_The problem:_ Look through the data below and count each line where the word "maintenance" appears. Reply with the count alone.
-- Start Data extract --
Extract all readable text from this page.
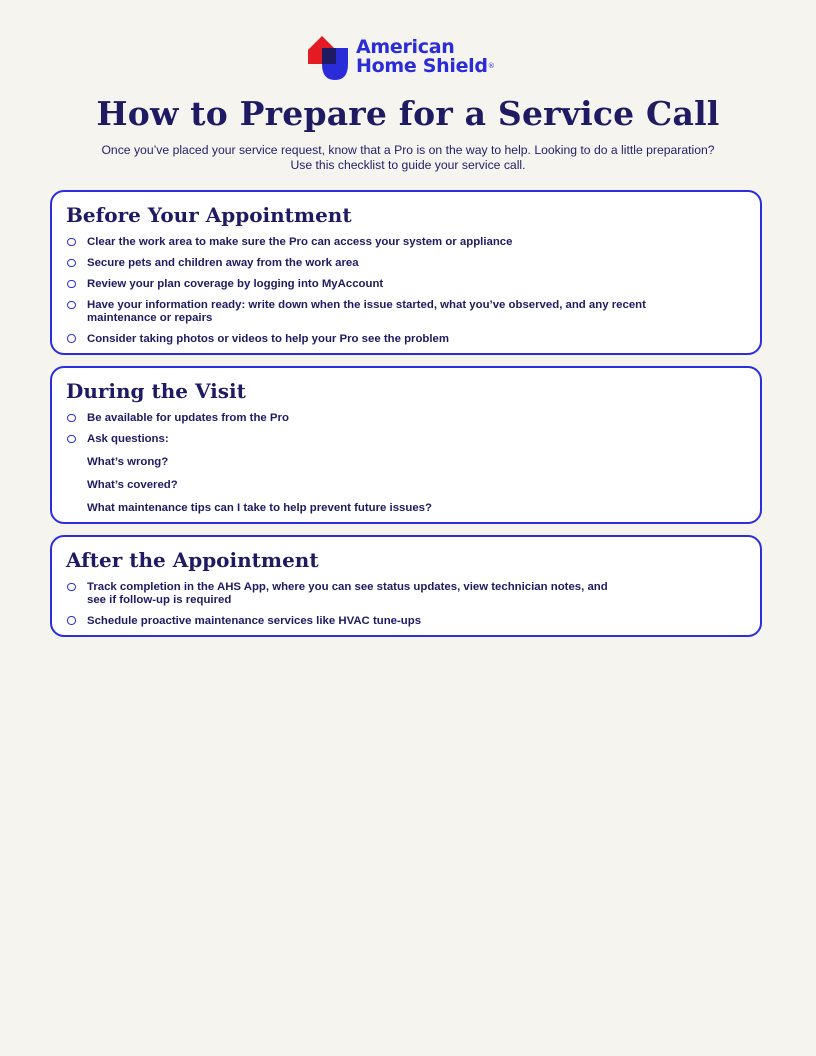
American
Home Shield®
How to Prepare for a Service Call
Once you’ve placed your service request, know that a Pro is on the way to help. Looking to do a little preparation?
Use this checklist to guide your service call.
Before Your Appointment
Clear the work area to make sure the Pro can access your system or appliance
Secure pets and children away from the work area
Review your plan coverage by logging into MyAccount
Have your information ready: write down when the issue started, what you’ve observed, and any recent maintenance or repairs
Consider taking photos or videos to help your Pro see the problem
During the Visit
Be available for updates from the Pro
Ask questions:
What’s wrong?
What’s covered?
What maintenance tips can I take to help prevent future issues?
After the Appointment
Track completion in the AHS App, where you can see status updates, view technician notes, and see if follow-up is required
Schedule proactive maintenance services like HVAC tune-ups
-- End Data extract --
_Answer to the problem:_ 3